(Records)
· · · ·

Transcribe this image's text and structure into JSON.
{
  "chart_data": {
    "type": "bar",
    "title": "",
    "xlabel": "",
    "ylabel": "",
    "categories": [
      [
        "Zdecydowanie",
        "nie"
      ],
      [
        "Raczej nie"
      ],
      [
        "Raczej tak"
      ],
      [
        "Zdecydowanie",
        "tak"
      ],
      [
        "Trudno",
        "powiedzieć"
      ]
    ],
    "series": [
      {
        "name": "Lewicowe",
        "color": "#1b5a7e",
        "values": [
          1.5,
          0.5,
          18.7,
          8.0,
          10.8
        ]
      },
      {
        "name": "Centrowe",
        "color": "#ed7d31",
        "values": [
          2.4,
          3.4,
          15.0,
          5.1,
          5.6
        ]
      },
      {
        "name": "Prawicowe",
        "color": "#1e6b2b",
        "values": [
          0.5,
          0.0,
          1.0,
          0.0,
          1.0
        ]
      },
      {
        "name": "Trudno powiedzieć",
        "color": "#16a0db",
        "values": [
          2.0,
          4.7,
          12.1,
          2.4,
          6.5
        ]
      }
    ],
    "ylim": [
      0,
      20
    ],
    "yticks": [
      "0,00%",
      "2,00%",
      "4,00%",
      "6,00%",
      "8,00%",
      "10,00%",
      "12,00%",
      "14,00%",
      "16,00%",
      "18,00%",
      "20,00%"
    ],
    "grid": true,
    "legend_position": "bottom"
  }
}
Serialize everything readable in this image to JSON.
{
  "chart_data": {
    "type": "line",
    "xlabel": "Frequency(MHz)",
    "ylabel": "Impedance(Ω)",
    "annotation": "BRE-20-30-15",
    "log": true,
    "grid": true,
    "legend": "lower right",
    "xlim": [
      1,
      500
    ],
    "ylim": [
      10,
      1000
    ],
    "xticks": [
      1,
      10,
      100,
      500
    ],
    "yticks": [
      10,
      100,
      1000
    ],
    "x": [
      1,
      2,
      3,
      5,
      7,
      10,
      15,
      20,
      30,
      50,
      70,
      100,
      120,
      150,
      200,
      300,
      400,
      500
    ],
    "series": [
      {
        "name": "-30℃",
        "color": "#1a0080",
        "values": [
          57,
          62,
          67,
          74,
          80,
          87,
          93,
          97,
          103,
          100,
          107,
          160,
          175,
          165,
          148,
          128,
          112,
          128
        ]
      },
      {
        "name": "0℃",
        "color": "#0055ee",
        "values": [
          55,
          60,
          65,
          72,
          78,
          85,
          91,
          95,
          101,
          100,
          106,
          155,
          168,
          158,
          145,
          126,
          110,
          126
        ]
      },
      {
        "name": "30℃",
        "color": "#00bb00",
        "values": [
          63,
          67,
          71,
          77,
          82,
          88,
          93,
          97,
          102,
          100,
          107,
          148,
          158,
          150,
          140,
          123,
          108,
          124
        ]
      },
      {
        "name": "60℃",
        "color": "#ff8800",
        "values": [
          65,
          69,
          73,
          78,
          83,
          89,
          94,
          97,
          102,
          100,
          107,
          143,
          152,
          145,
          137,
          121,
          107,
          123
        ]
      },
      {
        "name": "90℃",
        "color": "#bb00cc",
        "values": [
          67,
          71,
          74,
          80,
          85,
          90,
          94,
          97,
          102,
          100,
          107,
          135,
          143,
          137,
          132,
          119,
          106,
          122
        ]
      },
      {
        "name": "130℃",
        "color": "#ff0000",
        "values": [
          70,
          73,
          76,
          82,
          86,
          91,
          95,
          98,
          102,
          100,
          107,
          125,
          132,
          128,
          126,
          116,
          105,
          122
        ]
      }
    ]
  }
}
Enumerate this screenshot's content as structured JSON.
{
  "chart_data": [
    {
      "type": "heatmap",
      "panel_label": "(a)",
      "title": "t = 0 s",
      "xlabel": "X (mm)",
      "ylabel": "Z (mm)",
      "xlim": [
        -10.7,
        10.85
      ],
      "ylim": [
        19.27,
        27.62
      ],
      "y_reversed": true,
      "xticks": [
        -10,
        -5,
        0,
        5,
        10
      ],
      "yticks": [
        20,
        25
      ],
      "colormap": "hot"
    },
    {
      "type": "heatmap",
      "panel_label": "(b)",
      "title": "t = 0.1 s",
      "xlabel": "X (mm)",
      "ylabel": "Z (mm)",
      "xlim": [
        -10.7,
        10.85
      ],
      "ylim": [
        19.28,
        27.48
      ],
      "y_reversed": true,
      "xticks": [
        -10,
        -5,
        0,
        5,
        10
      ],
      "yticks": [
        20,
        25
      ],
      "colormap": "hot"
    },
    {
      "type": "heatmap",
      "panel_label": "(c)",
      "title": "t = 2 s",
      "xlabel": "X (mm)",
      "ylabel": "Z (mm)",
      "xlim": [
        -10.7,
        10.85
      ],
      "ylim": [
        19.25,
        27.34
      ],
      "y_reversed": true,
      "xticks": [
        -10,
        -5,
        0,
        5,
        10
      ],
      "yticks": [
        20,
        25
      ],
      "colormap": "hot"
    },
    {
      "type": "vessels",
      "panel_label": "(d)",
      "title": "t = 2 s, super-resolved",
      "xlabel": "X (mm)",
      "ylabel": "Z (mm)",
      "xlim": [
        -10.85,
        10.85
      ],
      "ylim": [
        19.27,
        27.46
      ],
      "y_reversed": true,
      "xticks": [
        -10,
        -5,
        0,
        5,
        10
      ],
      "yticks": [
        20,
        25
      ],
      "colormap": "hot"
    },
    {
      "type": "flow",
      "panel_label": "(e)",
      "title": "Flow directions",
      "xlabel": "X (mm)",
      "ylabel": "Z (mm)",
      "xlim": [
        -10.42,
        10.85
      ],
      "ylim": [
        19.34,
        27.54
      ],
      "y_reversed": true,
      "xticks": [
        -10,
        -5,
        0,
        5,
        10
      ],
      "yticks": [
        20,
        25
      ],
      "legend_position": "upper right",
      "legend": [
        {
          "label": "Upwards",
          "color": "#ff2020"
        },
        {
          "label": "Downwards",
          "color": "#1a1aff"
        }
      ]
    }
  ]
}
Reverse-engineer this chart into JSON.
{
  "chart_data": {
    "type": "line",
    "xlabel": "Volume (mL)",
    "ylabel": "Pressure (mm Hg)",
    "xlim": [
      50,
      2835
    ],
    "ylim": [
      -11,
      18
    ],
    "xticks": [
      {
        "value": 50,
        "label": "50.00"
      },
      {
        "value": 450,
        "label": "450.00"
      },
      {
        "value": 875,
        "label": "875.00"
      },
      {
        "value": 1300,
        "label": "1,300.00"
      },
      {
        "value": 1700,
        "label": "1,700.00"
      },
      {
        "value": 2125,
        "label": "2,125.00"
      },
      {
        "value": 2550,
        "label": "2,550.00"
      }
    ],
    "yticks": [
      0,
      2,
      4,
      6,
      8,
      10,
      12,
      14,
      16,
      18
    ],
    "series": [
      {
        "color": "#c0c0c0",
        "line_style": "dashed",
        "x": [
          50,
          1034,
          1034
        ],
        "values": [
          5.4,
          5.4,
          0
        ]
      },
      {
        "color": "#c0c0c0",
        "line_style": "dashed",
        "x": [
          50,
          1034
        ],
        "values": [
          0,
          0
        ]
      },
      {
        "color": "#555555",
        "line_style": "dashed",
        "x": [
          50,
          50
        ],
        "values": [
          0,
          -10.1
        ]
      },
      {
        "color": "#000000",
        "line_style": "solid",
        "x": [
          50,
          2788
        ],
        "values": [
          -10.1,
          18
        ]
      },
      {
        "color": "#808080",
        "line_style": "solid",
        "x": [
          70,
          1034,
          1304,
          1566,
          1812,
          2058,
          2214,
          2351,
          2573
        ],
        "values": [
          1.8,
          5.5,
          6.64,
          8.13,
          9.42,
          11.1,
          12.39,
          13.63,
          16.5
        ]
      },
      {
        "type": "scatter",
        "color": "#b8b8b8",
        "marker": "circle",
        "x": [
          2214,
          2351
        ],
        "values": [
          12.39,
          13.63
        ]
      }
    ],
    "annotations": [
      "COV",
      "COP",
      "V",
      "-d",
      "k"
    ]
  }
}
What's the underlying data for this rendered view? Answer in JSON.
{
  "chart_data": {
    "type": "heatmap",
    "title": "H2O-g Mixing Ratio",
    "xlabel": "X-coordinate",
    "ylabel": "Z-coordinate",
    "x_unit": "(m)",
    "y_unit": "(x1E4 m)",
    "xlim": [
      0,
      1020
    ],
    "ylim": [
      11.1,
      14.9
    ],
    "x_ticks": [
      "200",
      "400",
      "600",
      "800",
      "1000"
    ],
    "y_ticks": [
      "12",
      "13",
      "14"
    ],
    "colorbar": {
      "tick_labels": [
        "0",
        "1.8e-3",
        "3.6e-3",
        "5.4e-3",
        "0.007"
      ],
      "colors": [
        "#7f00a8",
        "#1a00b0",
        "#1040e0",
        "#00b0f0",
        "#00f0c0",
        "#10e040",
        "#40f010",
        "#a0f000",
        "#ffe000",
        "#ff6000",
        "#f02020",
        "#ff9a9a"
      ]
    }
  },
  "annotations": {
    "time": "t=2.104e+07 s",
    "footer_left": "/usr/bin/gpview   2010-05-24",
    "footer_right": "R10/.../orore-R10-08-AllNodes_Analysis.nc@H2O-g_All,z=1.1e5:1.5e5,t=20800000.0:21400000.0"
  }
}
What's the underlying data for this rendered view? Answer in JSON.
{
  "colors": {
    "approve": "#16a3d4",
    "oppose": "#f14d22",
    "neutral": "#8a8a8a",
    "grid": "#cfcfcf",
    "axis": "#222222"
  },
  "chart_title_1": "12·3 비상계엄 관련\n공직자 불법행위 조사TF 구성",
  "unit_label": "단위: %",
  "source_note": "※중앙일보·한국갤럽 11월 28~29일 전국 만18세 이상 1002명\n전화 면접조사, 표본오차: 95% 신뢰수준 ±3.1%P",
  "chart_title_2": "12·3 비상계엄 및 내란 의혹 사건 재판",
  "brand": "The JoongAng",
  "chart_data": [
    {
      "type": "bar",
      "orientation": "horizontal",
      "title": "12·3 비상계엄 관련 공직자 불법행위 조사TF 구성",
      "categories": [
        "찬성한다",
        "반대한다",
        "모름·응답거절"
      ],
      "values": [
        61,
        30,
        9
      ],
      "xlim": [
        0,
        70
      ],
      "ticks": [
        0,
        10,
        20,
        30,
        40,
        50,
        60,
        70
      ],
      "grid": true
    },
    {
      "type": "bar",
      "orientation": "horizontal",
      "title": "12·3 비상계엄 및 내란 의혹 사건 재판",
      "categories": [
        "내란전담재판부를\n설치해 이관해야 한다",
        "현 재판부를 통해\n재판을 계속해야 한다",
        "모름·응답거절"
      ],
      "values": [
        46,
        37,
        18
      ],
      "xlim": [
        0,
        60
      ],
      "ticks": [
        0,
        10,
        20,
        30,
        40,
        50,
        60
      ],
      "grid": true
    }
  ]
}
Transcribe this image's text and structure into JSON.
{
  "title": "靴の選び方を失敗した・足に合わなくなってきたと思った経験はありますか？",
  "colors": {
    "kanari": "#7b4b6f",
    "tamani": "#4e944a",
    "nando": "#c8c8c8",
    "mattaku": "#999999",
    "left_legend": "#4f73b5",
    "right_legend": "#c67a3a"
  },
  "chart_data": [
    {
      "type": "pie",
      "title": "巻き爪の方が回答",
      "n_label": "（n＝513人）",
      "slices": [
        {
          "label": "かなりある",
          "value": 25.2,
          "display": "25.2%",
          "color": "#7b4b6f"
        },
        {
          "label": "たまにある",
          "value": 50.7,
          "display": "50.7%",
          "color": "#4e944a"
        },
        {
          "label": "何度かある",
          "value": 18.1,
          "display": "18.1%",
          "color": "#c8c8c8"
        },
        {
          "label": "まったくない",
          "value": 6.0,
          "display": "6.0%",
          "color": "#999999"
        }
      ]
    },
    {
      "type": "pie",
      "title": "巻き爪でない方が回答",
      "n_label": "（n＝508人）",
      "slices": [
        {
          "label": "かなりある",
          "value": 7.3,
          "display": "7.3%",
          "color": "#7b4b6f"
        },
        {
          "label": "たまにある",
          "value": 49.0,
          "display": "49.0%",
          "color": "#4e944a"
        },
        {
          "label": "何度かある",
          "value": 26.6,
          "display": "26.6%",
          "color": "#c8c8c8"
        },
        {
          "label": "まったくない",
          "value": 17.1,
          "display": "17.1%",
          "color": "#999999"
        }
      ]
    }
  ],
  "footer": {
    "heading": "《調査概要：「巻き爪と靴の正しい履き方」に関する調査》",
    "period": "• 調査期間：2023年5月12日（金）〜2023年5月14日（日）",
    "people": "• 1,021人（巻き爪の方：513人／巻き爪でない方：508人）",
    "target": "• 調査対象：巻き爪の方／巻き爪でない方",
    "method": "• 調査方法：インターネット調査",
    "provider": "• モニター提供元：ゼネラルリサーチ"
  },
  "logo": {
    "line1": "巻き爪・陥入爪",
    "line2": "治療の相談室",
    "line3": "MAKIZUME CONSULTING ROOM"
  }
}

· · · ·

◆ Your objective
Search the entries for the word "조사TF" and copy every line that has it.

◆ Result for this task
  "chart_title_1": "12·3 비상계엄 관련\n공직자 불법행위 조사TF 구성",
      "title": "12·3 비상계엄 관련 공직자 불법행위 조사TF 구성",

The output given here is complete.